• [STATED EXERCISE]: Among the entries below, find how many lines carry the word "fedél" and state only that figure.

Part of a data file
──────────────────────────────

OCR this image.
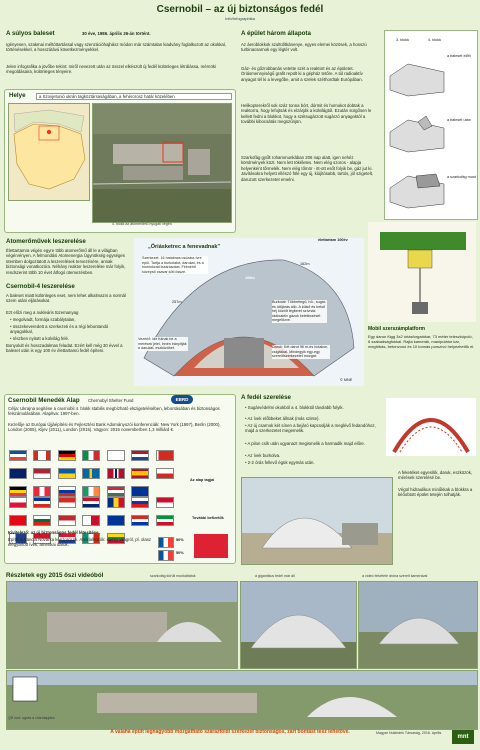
Csernobil – az új biztonságos fedél
Infó/Infographika
A súlyos baleset	30 éve, 1986. április 26-án történt.
Igényesen, szakmai méltóttartással vagy szenzációhajhász módon már számtalan kiadvány foglalkozott az okokkal, történésekkel, a hosszútávú következményekkel.
Jelen infografika a jövőbe tekint: miről nevezett után az összel elkészült új fedél különleges létrálássa, mérnöki megoldásaira, különleges tényeire.
Helye	a Szovjetunió ukrán tagköztársaságában, a fehérorosz határ közelében
4. blokk az atomerőmű nyugati végén
A épület három állapota
Az áeroblokkok szultülítkánenye, egyes elemei közösek, a hosszú turbinacsarnok egy légtér volt.
Gáz- és gőzrobbanás vetette szét a reaktort és az épületet. Óriásmennyiségű grafit repült ki a gépház tetőre. A túl radioaktív anyagot tél ki a levegőbe, amit a szelek széthordtak Európában.
Helikopterekről sok száz tonna bórt, dórmit és homokot dobtak a reaktorra, hogy lefojtsák és elzárják a külvilágtól. Ezután sürgősen le kellett fedni a blokkot, hogy a szétsugárzott sugárzó anyagoktól a további kibocsátás megszűnjön.
Szarkofág gyűlt rohammunkában 206 nap alatt, igen nehéz körülmények közt. Nem lett tökéletes. Nem elég szoros - alapja helyenként tőrmelék. Nem elég tőmör - itt-ott esőt folyik be, gáz jut ki. Javításokra helyett ellészó fölé egy új, kiújítósabb, tartós, jól szigetelt, daruzott szerkezetet emelni.
3. blokk	4. blokk
a baleset előtt
a baleset után
a szarkofág most
Atomerőművek leszerelése
Élettartamra végén egyre több atomerőmű áll le a világban végérvényen. A felmondási Atomenergia Ügynökség egységes ütemben dolgoztatott a leszerelések tervezésére, annak biztonsági vonatkozóra. Néhány reaktor leszerelése már folyik, rendszerint több 10 évet átfogó ütemezésben.
Csernobil-4 leszerelése
A baleset miatt különleges eset, nem lehet alkalmazni a normál üzem utáni eljárásokat.
Ezt előzi meg a nukleáris tüzemanyag
• megolvadt, formája szabálytalan,
• összekeveredett a szerkezeti és a régi lebontandó anyagokkal,
• részben nyitott a külvilág felé.
Bonyolult és hosszadalmas feladat. Ezért kell még 30 évvel a baleset után is egy 100 év élettartamú fedél építeni.
„Óriásketrec a fenevadnak”
élettartam 100év
Szerkezet: 16 hatalmas csúzára ívre épül. Tartja a burkolatot, darukat, és a homlokzati lezárásokat. Félméhő középső csavar köti össze.
Burkolat: Többrétegű, hő-, sugár- és időjárás álló. A külső és belső héj között légiteret szívnak radioaktív gázok keletkezését megelőzve.
Vezérlő: ide futnak be a mérések jelei, innen irányítják a darukat, eszközöket.	Daruk: Két darut 96 m-es hídakon, csigákkal. Mindegyik egy-egy szerelőszerkezetet mozgat.
108m
162m
257m
© MNE
Mobil szerszámplatform
Egy darun függ 3x2 óriásforgatókar, 73 méter teleszkópoló, 6 szabadságfokkal. Rajta kamerák, manipulátor kar, meghibás, betonvonó és 10 tonnás porszívó helyezhetők el.
Csernobil Menedék Alap Chernobyl Shelter Fund	EBRD
Célja: Ukrajna segítése a csernobil 4. blokk stabilis megbízható elszigetelésében, lebontásában és biztonságos felszámolásában. Alapítva: 1997-ben.
Kezelője az Európai Újjáépítési és Fejlesztési Bank Adományozói konferenciák: New York (1997), Berlin (2000), London (2005), Kijev (2011), London (2015). Vagyon: 2015 novemberben 1,3 milliárd €.

Az alap tagjai

További befizetők
Kivitelező: az új biztonságos fedél létesítése.
Építő: a francia Novarka konzorcium. Alvállalkozók: egész világról, pl. olasz elégyártott ívek, amerikai daruk.
50%
50%
A fedél szerelése
• Sugárvédelmi okokból a 4. blokktól távolabb folyik.
• Az ívek előbbeket állnak (más szinte).
• Az új csarnok két sínen a bejáró kapcsolják a meglévő fedandóhoz, majd a szerkezetet megemelik.
• A pilon csík után ugyanazt megismelik a harmadik majd előre.
• Az ívek burkolva.
• 2-2 órás fellevő égük egymás után.
A feketéket egyesítik, daruk, eszközök, mérések szerelésé be.
Végül hidraulikus minűkkak a blokkra a kéőobtott épület tetején tolhatják.
Részletek egy 2015 őszi videóból	szarkofág körüli munkáltatok	a gigantikus fedél már áll	a videó felvétele dróna szerelt kamerával
QR kód: ugrás a videolapjára
A valaha épült legnagyobb mozgatható szárazföldi szerkezet biztonságos, zárt bontást tesz lehetővé.	Magyar Nukleáris Társaság, 2016. április
mnt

──────────────────────────────

• [OUTPUT BELOW]: 6